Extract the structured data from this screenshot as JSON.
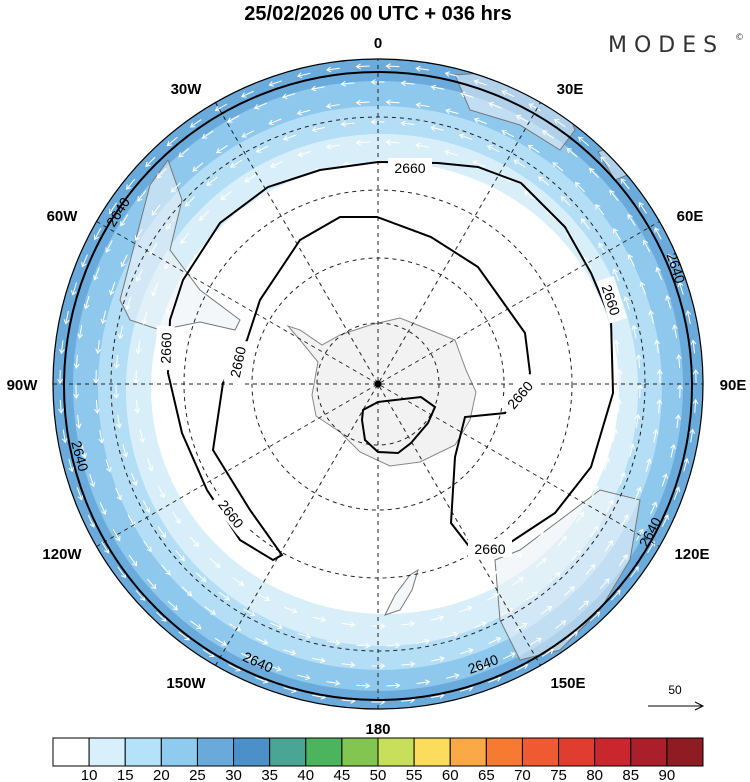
{
  "header": {
    "title": "25/02/2026  00 UTC  + 036 hrs",
    "logo": "MODES",
    "logo_mark": "©"
  },
  "map": {
    "projection": "south polar stereographic",
    "longitude_labels": {
      "n0": "0",
      "e30": "30E",
      "e60": "60E",
      "e90": "90E",
      "e120": "120E",
      "e150": "150E",
      "s180": "180",
      "w150": "150W",
      "w120": "120W",
      "w90": "90W",
      "w60": "60W",
      "w30": "30W"
    },
    "contours": {
      "c2660": "2660",
      "c2640": "2640"
    },
    "vector_reference": {
      "label": "50"
    },
    "shading_colors": [
      "#ffffff",
      "#d8effa",
      "#b3def6",
      "#8ec8ed",
      "#6aabdc"
    ]
  },
  "colorbar": {
    "colors": [
      "#ffffff",
      "#d7f0fb",
      "#b4e2f8",
      "#8fcbee",
      "#6aaadb",
      "#4b90c8",
      "#4aa595",
      "#4db45e",
      "#82c550",
      "#c8df5c",
      "#fbdc5c",
      "#f9a946",
      "#f77a33",
      "#ef5a33",
      "#e03c30",
      "#c9262e",
      "#ab1f2b",
      "#8e1c22"
    ],
    "labels": [
      "10",
      "15",
      "20",
      "25",
      "30",
      "35",
      "40",
      "45",
      "50",
      "55",
      "60",
      "65",
      "70",
      "75",
      "80",
      "85",
      "90"
    ]
  }
}
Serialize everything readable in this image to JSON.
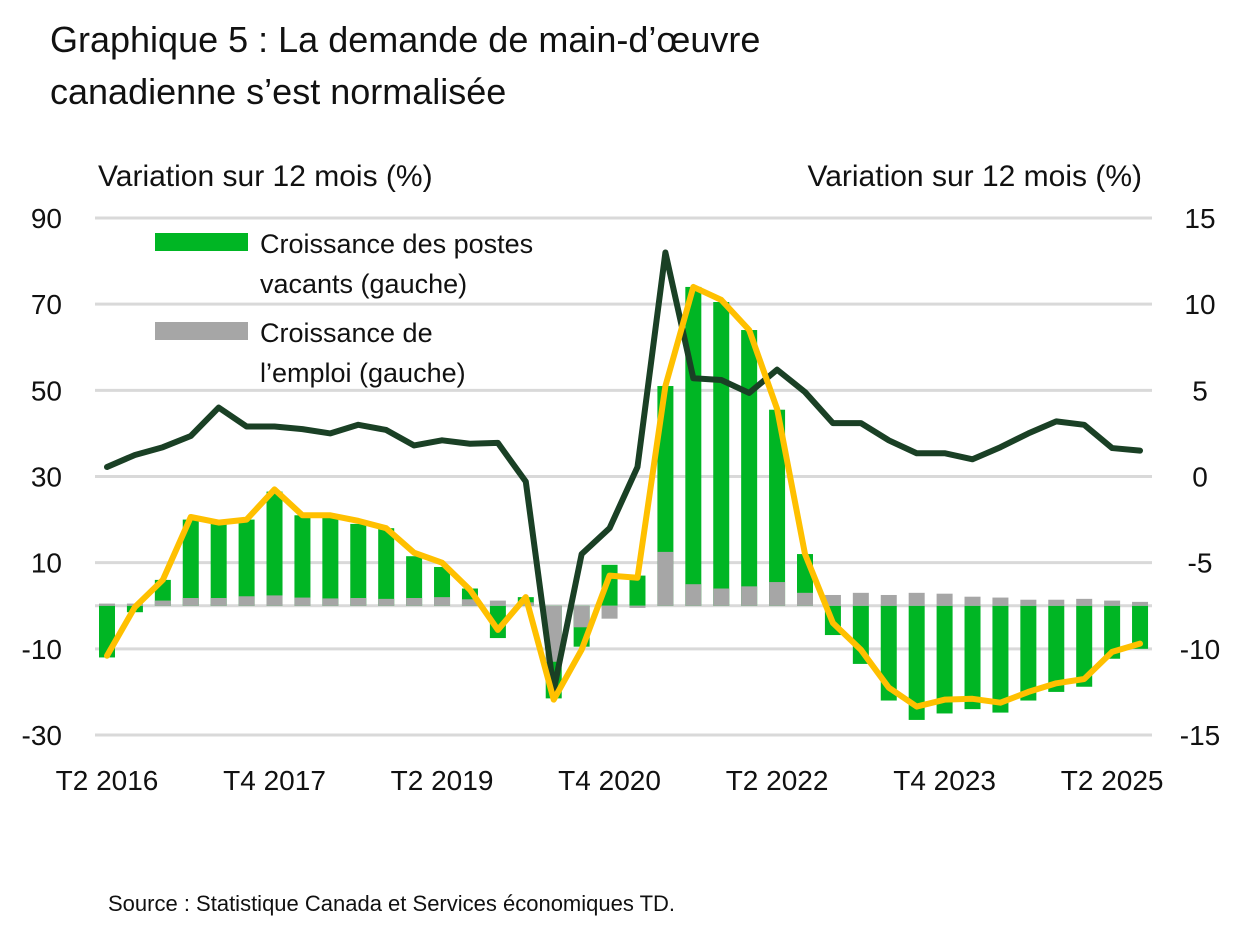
{
  "title_lines": [
    "Graphique 5 : La demande de main-d’œuvre",
    "canadienne s’est normalisée"
  ],
  "source": "Source : Statistique Canada et Services économiques TD.",
  "colors": {
    "vacancies": "#00b624",
    "employment": "#a6a6a6",
    "dark_line": "#1a4025",
    "yellow_line": "#ffc000",
    "grid": "#d9d9d9"
  },
  "chart_data": {
    "type": "bar",
    "ylabel_left": "Variation sur 12 mois (%)",
    "ylabel_right": "Variation sur 12 mois (%)",
    "ylim_left": [
      -30,
      90
    ],
    "ylim_right": [
      -15,
      15
    ],
    "yticks_left": [
      "90",
      "70",
      "50",
      "30",
      "10",
      "-10",
      "-30"
    ],
    "yticks_right": [
      "15",
      "10",
      "5",
      "0",
      "-5",
      "-10",
      "-15"
    ],
    "grid": true,
    "legend_position": "top-left",
    "categories": [
      "T2 2016",
      "T3 2016",
      "T4 2016",
      "T1 2017",
      "T2 2017",
      "T3 2017",
      "T4 2017",
      "T1 2018",
      "T2 2018",
      "T3 2018",
      "T4 2018",
      "T1 2019",
      "T2 2019",
      "T3 2019",
      "T4 2019",
      "T1 2020",
      "T2 2020",
      "T3 2020",
      "T4 2020",
      "T1 2021",
      "T2 2021",
      "T3 2021",
      "T4 2021",
      "T1 2022",
      "T2 2022",
      "T3 2022",
      "T4 2022",
      "T1 2023",
      "T2 2023",
      "T3 2023",
      "T4 2023",
      "T1 2024",
      "T2 2024",
      "T3 2024",
      "T4 2024",
      "T1 2025",
      "T2 2025",
      "T3 2025"
    ],
    "xtick_labels": [
      "T2 2016",
      "T4 2017",
      "T2 2019",
      "T4 2020",
      "T2 2022",
      "T4 2023",
      "T2 2025"
    ],
    "series": [
      {
        "name": "Croissance des postes vacants (gauche)",
        "type": "bar",
        "axis": "left",
        "values": [
          -12,
          -1.5,
          6,
          20,
          19,
          20,
          26.5,
          21,
          21,
          19,
          18,
          11.5,
          9,
          4,
          -7.5,
          2,
          -21.5,
          -9.5,
          9.5,
          7,
          51,
          74,
          70.5,
          64,
          45.5,
          12,
          -6.8,
          -13.5,
          -22,
          -26.5,
          -25,
          -24,
          -24.8,
          -22,
          -20,
          -18.8,
          -12.3,
          -10
        ]
      },
      {
        "name": "Croissance de l’emploi (gauche)",
        "type": "bar",
        "axis": "left",
        "values": [
          0.5,
          0.5,
          1.2,
          1.8,
          1.8,
          2.2,
          2.4,
          1.9,
          1.7,
          1.8,
          1.6,
          1.8,
          2,
          1.5,
          1.2,
          0.8,
          -13,
          -5,
          -3,
          -0.5,
          12.5,
          5,
          4,
          4.5,
          5.5,
          3,
          2.5,
          3,
          2.5,
          3,
          2.8,
          2.1,
          1.9,
          1.4,
          1.4,
          1.6,
          1.2,
          0.9
        ]
      },
      {
        "type": "line",
        "axis": "right",
        "color": "dark",
        "values": [
          0.55,
          1.25,
          1.7,
          2.35,
          4.0,
          2.9,
          2.9,
          2.75,
          2.5,
          3.0,
          2.7,
          1.8,
          2.1,
          1.9,
          1.95,
          -0.3,
          -12.4,
          -4.5,
          -3.0,
          0.55,
          13.0,
          5.7,
          5.6,
          4.85,
          6.2,
          4.9,
          3.1,
          3.1,
          2.1,
          1.35,
          1.35,
          1.0,
          1.7,
          2.5,
          3.2,
          3.0,
          1.65,
          1.5
        ]
      },
      {
        "type": "line",
        "axis": "left",
        "color": "yellow",
        "values": [
          -11.6,
          -0.3,
          6,
          20.6,
          19.3,
          20,
          27,
          21,
          21,
          19.7,
          18,
          12.3,
          10,
          3.7,
          -5.6,
          2,
          -21.8,
          -10.2,
          7,
          6.5,
          51,
          74,
          71,
          64,
          45.7,
          12,
          -4,
          -10.2,
          -19,
          -23.4,
          -21.8,
          -21.6,
          -22.5,
          -20,
          -18,
          -17,
          -10.7,
          -8.8
        ]
      }
    ]
  }
}
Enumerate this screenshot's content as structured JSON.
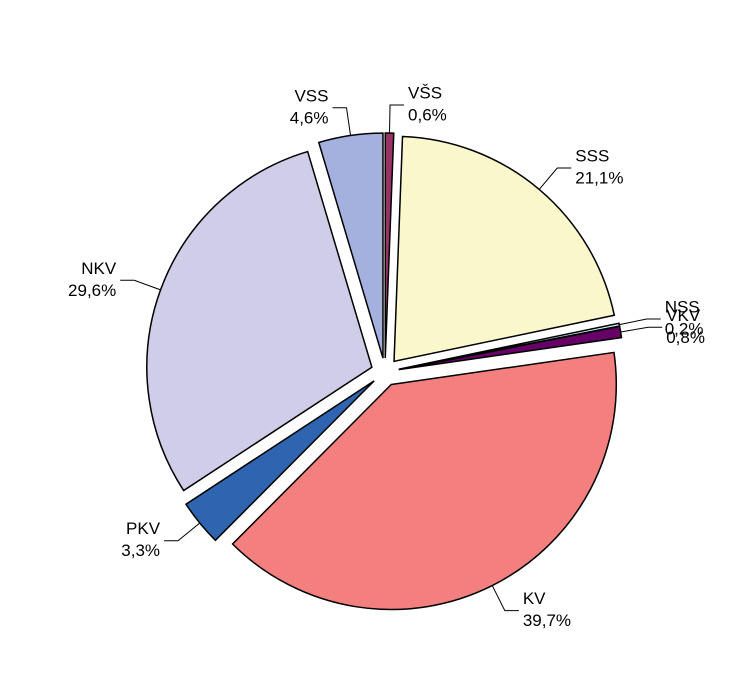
{
  "chart_data": {
    "type": "pie",
    "categories": [
      "VŠS",
      "SSS",
      "NSS",
      "VKV",
      "KV",
      "PKV",
      "NKV",
      "VSS"
    ],
    "values": [
      0.6,
      21.1,
      0.2,
      0.8,
      39.7,
      3.3,
      29.6,
      4.6
    ],
    "value_labels": [
      "0,6%",
      "21,1%",
      "0,2%",
      "0,8%",
      "39,7%",
      "3,3%",
      "29,6%",
      "4,6%"
    ],
    "colors": [
      "#993366",
      "#fbf7cc",
      "#ccffff",
      "#660066",
      "#f47f7f",
      "#2e64b0",
      "#cfcde8",
      "#a4b0de"
    ]
  }
}
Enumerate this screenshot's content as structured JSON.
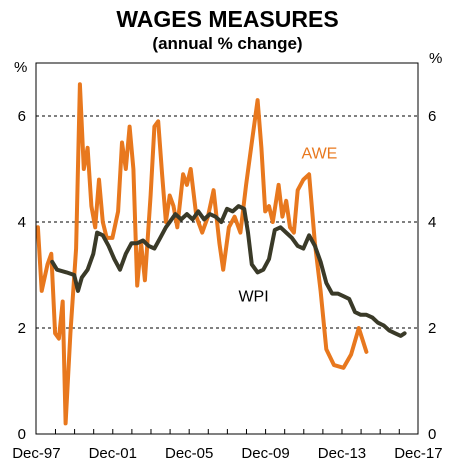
{
  "chart_data": {
    "type": "line",
    "title": "WAGES MEASURES",
    "subtitle": "(annual % change)",
    "left_unit": "%",
    "right_unit": "%",
    "xlim": [
      1997.9,
      2017.9
    ],
    "ylim": [
      0,
      7
    ],
    "y_ticks": [
      0,
      2,
      4,
      6
    ],
    "x_ticks": [
      {
        "label": "Dec-97",
        "x": 1997.92
      },
      {
        "label": "Dec-01",
        "x": 2001.92
      },
      {
        "label": "Dec-05",
        "x": 2005.92
      },
      {
        "label": "Dec-09",
        "x": 2009.92
      },
      {
        "label": "Dec-13",
        "x": 2013.92
      },
      {
        "label": "Dec-17",
        "x": 2017.92
      }
    ],
    "grid": "horizontal-dashed",
    "series": [
      {
        "name": "AWE",
        "color": "#e8781e",
        "label_pos": [
          2011.8,
          5.2
        ],
        "points": [
          [
            1998.0,
            3.9
          ],
          [
            1998.2,
            2.7
          ],
          [
            1998.5,
            3.2
          ],
          [
            1998.7,
            3.4
          ],
          [
            1998.9,
            1.9
          ],
          [
            1999.1,
            1.8
          ],
          [
            1999.3,
            2.5
          ],
          [
            1999.45,
            0.2
          ],
          [
            1999.7,
            1.9
          ],
          [
            2000.0,
            3.5
          ],
          [
            2000.2,
            6.6
          ],
          [
            2000.4,
            5.0
          ],
          [
            2000.6,
            5.4
          ],
          [
            2000.8,
            4.3
          ],
          [
            2001.0,
            3.9
          ],
          [
            2001.2,
            4.8
          ],
          [
            2001.4,
            4.0
          ],
          [
            2001.6,
            3.7
          ],
          [
            2001.9,
            3.7
          ],
          [
            2002.2,
            4.2
          ],
          [
            2002.4,
            5.5
          ],
          [
            2002.6,
            5.0
          ],
          [
            2002.8,
            5.8
          ],
          [
            2003.0,
            5.0
          ],
          [
            2003.2,
            2.8
          ],
          [
            2003.4,
            3.6
          ],
          [
            2003.6,
            2.9
          ],
          [
            2003.9,
            4.5
          ],
          [
            2004.1,
            5.8
          ],
          [
            2004.3,
            5.9
          ],
          [
            2004.5,
            4.9
          ],
          [
            2004.7,
            4.0
          ],
          [
            2004.9,
            4.5
          ],
          [
            2005.1,
            4.3
          ],
          [
            2005.3,
            3.9
          ],
          [
            2005.6,
            4.9
          ],
          [
            2005.8,
            4.7
          ],
          [
            2006.0,
            5.0
          ],
          [
            2006.3,
            4.1
          ],
          [
            2006.6,
            3.8
          ],
          [
            2006.9,
            4.1
          ],
          [
            2007.2,
            4.6
          ],
          [
            2007.5,
            3.6
          ],
          [
            2007.7,
            3.1
          ],
          [
            2008.0,
            3.9
          ],
          [
            2008.3,
            4.1
          ],
          [
            2008.6,
            3.8
          ],
          [
            2008.9,
            4.7
          ],
          [
            2009.2,
            5.5
          ],
          [
            2009.5,
            6.3
          ],
          [
            2009.7,
            5.4
          ],
          [
            2009.9,
            4.2
          ],
          [
            2010.1,
            4.3
          ],
          [
            2010.3,
            4.0
          ],
          [
            2010.6,
            4.7
          ],
          [
            2010.8,
            4.1
          ],
          [
            2011.0,
            4.4
          ],
          [
            2011.2,
            3.9
          ],
          [
            2011.4,
            3.8
          ],
          [
            2011.6,
            4.6
          ],
          [
            2011.9,
            4.8
          ],
          [
            2012.2,
            4.9
          ],
          [
            2012.5,
            3.6
          ],
          [
            2012.8,
            2.7
          ],
          [
            2013.1,
            1.6
          ],
          [
            2013.5,
            1.3
          ],
          [
            2014.0,
            1.25
          ],
          [
            2014.4,
            1.5
          ],
          [
            2014.8,
            2.0
          ],
          [
            2015.2,
            1.55
          ]
        ]
      },
      {
        "name": "WPI",
        "color": "#3a3a28",
        "label_pos": [
          2008.5,
          2.5
        ],
        "points": [
          [
            1998.75,
            3.25
          ],
          [
            1999.0,
            3.1
          ],
          [
            1999.5,
            3.05
          ],
          [
            1999.9,
            3.0
          ],
          [
            2000.1,
            2.7
          ],
          [
            2000.3,
            2.95
          ],
          [
            2000.6,
            3.1
          ],
          [
            2000.9,
            3.4
          ],
          [
            2001.1,
            3.8
          ],
          [
            2001.4,
            3.75
          ],
          [
            2001.7,
            3.55
          ],
          [
            2002.0,
            3.3
          ],
          [
            2002.3,
            3.1
          ],
          [
            2002.6,
            3.4
          ],
          [
            2002.9,
            3.6
          ],
          [
            2003.2,
            3.6
          ],
          [
            2003.5,
            3.65
          ],
          [
            2003.8,
            3.55
          ],
          [
            2004.1,
            3.5
          ],
          [
            2004.4,
            3.7
          ],
          [
            2004.7,
            3.9
          ],
          [
            2005.0,
            4.05
          ],
          [
            2005.2,
            4.15
          ],
          [
            2005.5,
            4.05
          ],
          [
            2005.8,
            4.15
          ],
          [
            2006.1,
            4.05
          ],
          [
            2006.4,
            4.2
          ],
          [
            2006.7,
            4.05
          ],
          [
            2007.0,
            4.15
          ],
          [
            2007.3,
            4.1
          ],
          [
            2007.6,
            4.0
          ],
          [
            2007.9,
            4.25
          ],
          [
            2008.2,
            4.2
          ],
          [
            2008.5,
            4.3
          ],
          [
            2008.8,
            4.25
          ],
          [
            2009.0,
            3.8
          ],
          [
            2009.2,
            3.2
          ],
          [
            2009.5,
            3.05
          ],
          [
            2009.8,
            3.1
          ],
          [
            2010.1,
            3.3
          ],
          [
            2010.4,
            3.85
          ],
          [
            2010.7,
            3.9
          ],
          [
            2011.0,
            3.8
          ],
          [
            2011.3,
            3.7
          ],
          [
            2011.6,
            3.55
          ],
          [
            2011.9,
            3.5
          ],
          [
            2012.2,
            3.75
          ],
          [
            2012.5,
            3.55
          ],
          [
            2012.8,
            3.25
          ],
          [
            2013.1,
            2.85
          ],
          [
            2013.4,
            2.65
          ],
          [
            2013.7,
            2.65
          ],
          [
            2014.0,
            2.6
          ],
          [
            2014.3,
            2.55
          ],
          [
            2014.6,
            2.3
          ],
          [
            2014.9,
            2.25
          ],
          [
            2015.2,
            2.25
          ],
          [
            2015.5,
            2.2
          ],
          [
            2015.8,
            2.1
          ],
          [
            2016.1,
            2.05
          ],
          [
            2016.4,
            1.95
          ],
          [
            2016.7,
            1.9
          ],
          [
            2017.0,
            1.85
          ],
          [
            2017.2,
            1.9
          ]
        ]
      }
    ]
  }
}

# # # # #

Written instruction: Track down every line of the material containing the string "Croissance", and copy it.

Completed task:
        "name": "Croissance des postes vacants (gauche)",
        "name": "Croissance de l’emploi (gauche)",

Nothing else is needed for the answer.